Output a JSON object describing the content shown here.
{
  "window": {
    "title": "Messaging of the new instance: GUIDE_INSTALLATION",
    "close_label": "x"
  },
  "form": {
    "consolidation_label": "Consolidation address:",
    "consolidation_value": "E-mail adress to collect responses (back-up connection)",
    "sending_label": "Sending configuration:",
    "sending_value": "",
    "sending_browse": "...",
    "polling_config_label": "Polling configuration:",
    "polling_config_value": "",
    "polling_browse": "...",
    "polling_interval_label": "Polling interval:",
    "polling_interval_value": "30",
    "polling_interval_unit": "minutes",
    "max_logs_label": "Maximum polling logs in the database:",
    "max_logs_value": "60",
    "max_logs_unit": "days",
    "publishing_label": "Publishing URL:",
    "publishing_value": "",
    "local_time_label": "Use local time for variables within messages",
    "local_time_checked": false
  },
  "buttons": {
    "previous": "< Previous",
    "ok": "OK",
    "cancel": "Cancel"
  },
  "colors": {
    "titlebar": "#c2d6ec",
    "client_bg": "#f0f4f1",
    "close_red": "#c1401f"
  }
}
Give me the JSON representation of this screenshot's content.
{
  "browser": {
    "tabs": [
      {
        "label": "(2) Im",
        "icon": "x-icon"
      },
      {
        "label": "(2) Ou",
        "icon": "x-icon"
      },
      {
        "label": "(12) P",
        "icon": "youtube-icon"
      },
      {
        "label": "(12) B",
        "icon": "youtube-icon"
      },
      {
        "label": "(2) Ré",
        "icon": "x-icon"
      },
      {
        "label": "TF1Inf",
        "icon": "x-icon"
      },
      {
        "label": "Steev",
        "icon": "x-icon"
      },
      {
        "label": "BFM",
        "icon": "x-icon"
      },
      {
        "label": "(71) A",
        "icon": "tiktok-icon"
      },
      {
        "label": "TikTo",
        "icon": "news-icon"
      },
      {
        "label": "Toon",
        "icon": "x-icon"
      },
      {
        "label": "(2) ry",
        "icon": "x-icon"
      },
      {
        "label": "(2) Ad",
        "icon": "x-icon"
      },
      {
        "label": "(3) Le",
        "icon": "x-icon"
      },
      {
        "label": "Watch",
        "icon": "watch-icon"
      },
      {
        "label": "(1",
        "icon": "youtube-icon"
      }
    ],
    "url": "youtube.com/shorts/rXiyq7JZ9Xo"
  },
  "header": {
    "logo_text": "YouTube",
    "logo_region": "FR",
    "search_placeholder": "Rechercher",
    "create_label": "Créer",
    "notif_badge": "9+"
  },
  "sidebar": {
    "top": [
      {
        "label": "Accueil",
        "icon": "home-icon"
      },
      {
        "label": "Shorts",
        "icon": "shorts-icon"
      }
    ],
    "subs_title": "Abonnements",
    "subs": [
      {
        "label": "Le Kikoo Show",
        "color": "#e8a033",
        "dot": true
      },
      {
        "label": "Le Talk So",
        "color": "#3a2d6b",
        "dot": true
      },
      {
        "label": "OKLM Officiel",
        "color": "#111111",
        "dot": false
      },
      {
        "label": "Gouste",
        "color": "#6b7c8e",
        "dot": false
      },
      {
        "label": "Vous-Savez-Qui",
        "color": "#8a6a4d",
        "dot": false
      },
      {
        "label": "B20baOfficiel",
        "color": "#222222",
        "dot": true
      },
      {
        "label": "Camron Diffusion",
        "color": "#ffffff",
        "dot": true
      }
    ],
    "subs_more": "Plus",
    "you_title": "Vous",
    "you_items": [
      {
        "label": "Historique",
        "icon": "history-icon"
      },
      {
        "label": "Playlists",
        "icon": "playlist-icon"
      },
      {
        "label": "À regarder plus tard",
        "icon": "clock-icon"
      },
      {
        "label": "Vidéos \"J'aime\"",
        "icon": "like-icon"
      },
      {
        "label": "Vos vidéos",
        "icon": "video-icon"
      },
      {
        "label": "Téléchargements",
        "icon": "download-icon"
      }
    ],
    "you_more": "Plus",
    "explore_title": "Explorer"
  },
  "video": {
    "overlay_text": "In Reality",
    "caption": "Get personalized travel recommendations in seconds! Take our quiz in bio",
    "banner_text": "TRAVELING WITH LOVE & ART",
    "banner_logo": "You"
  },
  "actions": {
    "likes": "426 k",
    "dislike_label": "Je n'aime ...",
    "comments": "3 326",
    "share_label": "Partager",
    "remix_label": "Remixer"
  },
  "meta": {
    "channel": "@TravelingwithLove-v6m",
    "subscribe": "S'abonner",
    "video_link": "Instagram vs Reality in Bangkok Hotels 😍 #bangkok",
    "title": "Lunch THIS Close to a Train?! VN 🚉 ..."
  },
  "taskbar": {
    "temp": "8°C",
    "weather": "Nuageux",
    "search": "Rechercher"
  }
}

Task — Write the entire listing out again, word for word.

Output below —
Output a JSON object describing the content shown here.
{
  "window": {
    "title": "Messaging of the new instance: GUIDE_INSTALLATION",
    "close_label": "x"
  },
  "form": {
    "consolidation_label": "Consolidation address:",
    "consolidation_value": "E-mail adress to collect responses (back-up connection)",
    "sending_label": "Sending configuration:",
    "sending_value": "",
    "sending_browse": "...",
    "polling_config_label": "Polling configuration:",
    "polling_config_value": "",
    "polling_browse": "...",
    "polling_interval_label": "Polling interval:",
    "polling_interval_value": "30",
    "polling_interval_unit": "minutes",
    "max_logs_label": "Maximum polling logs in the database:",
    "max_logs_value": "60",
    "max_logs_unit": "days",
    "publishing_label": "Publishing URL:",
    "publishing_value": "",
    "local_time_label": "Use local time for variables within messages",
    "local_time_checked": false
  },
  "buttons": {
    "previous": "< Previous",
    "ok": "OK",
    "cancel": "Cancel"
  },
  "colors": {
    "titlebar": "#c2d6ec",
    "client_bg": "#f0f4f1",
    "close_red": "#c1401f"
  }
}
Give me the JSON representation of this screenshot's content.
{
  "browser": {
    "tabs": [
      {
        "label": "(2) Im",
        "icon": "x-icon"
      },
      {
        "label": "(2) Ou",
        "icon": "x-icon"
      },
      {
        "label": "(12) P",
        "icon": "youtube-icon"
      },
      {
        "label": "(12) B",
        "icon": "youtube-icon"
      },
      {
        "label": "(2) Ré",
        "icon": "x-icon"
      },
      {
        "label": "TF1Inf",
        "icon": "x-icon"
      },
      {
        "label": "Steev",
        "icon": "x-icon"
      },
      {
        "label": "BFM",
        "icon": "x-icon"
      },
      {
        "label": "(71) A",
        "icon": "tiktok-icon"
      },
      {
        "label": "TikTo",
        "icon": "news-icon"
      },
      {
        "label": "Toon",
        "icon": "x-icon"
      },
      {
        "label": "(2) ry",
        "icon": "x-icon"
      },
      {
        "label": "(2) Ad",
        "icon": "x-icon"
      },
      {
        "label": "(3) Le",
        "icon": "x-icon"
      },
      {
        "label": "Watch",
        "icon": "watch-icon"
      },
      {
        "label": "(1",
        "icon": "youtube-icon"
      }
    ],
    "url": "youtube.com/shorts/rXiyq7JZ9Xo"
  },
  "header": {
    "logo_text": "YouTube",
    "logo_region": "FR",
    "search_placeholder": "Rechercher",
    "create_label": "Créer",
    "notif_badge": "9+"
  },
  "sidebar": {
    "top": [
      {
        "label": "Accueil",
        "icon": "home-icon"
      },
      {
        "label": "Shorts",
        "icon": "shorts-icon"
      }
    ],
    "subs_title": "Abonnements",
    "subs": [
      {
        "label": "Le Kikoo Show",
        "color": "#e8a033",
        "dot": true
      },
      {
        "label": "Le Talk So",
        "color": "#3a2d6b",
        "dot": true
      },
      {
        "label": "OKLM Officiel",
        "color": "#111111",
        "dot": false
      },
      {
        "label": "Gouste",
        "color": "#6b7c8e",
        "dot": false
      },
      {
        "label": "Vous-Savez-Qui",
        "color": "#8a6a4d",
        "dot": false
      },
      {
        "label": "B20baOfficiel",
        "color": "#222222",
        "dot": true
      },
      {
        "label": "Camron Diffusion",
        "color": "#ffffff",
        "dot": true
      }
    ],
    "subs_more": "Plus",
    "you_title": "Vous",
    "you_items": [
      {
        "label": "Historique",
        "icon": "history-icon"
      },
      {
        "label": "Playlists",
        "icon": "playlist-icon"
      },
      {
        "label": "À regarder plus tard",
        "icon": "clock-icon"
      },
      {
        "label": "Vidéos \"J'aime\"",
        "icon": "like-icon"
      },
      {
        "label": "Vos vidéos",
        "icon": "video-icon"
      },
      {
        "label": "Téléchargements",
        "icon": "download-icon"
      }
    ],
    "you_more": "Plus",
    "explore_title": "Explorer"
  },
  "video": {
    "overlay_text": "In Reality",
    "caption": "Get personalized travel recommendations in seconds! Take our quiz in bio",
    "banner_text": "TRAVELING WITH LOVE & ART",
    "banner_logo": "You"
  },
  "actions": {
    "likes": "426 k",
    "dislike_label": "Je n'aime ...",
    "comments": "3 326",
    "share_label": "Partager",
    "remix_label": "Remixer"
  },
  "meta": {
    "channel": "@TravelingwithLove-v6m",
    "subscribe": "S'abonner",
    "video_link": "Instagram vs Reality in Bangkok Hotels 😍 #bangkok",
    "title": "Lunch THIS Close to a Train?! VN 🚉 ..."
  },
  "taskbar": {
    "temp": "8°C",
    "weather": "Nuageux",
    "search": "Rechercher"
  }
}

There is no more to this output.